Exercise data:
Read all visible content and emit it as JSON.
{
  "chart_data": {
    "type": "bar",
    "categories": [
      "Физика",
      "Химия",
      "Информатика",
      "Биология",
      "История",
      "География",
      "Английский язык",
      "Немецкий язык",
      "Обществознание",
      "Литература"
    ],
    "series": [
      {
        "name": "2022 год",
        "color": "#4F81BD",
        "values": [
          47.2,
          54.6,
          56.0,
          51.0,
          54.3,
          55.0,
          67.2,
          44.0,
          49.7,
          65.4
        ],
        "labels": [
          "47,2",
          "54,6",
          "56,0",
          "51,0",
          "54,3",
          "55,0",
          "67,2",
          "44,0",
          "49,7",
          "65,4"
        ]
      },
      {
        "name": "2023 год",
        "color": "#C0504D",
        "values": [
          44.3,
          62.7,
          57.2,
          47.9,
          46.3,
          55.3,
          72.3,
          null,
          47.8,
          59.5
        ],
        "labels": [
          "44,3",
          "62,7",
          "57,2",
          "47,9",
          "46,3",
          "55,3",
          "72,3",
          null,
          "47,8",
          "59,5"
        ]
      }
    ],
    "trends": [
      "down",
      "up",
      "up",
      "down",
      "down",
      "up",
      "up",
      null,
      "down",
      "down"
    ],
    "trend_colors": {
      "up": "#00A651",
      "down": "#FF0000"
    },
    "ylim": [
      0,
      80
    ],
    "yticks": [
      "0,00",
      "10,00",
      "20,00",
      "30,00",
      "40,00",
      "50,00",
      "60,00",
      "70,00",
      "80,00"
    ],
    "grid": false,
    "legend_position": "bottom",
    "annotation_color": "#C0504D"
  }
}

Problem details: Generate an exact reproduction of all entries.

Finished answer:
Read all visible content and emit it as JSON.
{
  "chart_data": {
    "type": "bar",
    "categories": [
      "Физика",
      "Химия",
      "Информатика",
      "Биология",
      "История",
      "География",
      "Английский язык",
      "Немецкий язык",
      "Обществознание",
      "Литература"
    ],
    "series": [
      {
        "name": "2022 год",
        "color": "#4F81BD",
        "values": [
          47.2,
          54.6,
          56.0,
          51.0,
          54.3,
          55.0,
          67.2,
          44.0,
          49.7,
          65.4
        ],
        "labels": [
          "47,2",
          "54,6",
          "56,0",
          "51,0",
          "54,3",
          "55,0",
          "67,2",
          "44,0",
          "49,7",
          "65,4"
        ]
      },
      {
        "name": "2023 год",
        "color": "#C0504D",
        "values": [
          44.3,
          62.7,
          57.2,
          47.9,
          46.3,
          55.3,
          72.3,
          null,
          47.8,
          59.5
        ],
        "labels": [
          "44,3",
          "62,7",
          "57,2",
          "47,9",
          "46,3",
          "55,3",
          "72,3",
          null,
          "47,8",
          "59,5"
        ]
      }
    ],
    "trends": [
      "down",
      "up",
      "up",
      "down",
      "down",
      "up",
      "up",
      null,
      "down",
      "down"
    ],
    "trend_colors": {
      "up": "#00A651",
      "down": "#FF0000"
    },
    "ylim": [
      0,
      80
    ],
    "yticks": [
      "0,00",
      "10,00",
      "20,00",
      "30,00",
      "40,00",
      "50,00",
      "60,00",
      "70,00",
      "80,00"
    ],
    "grid": false,
    "legend_position": "bottom",
    "annotation_color": "#C0504D"
  }
}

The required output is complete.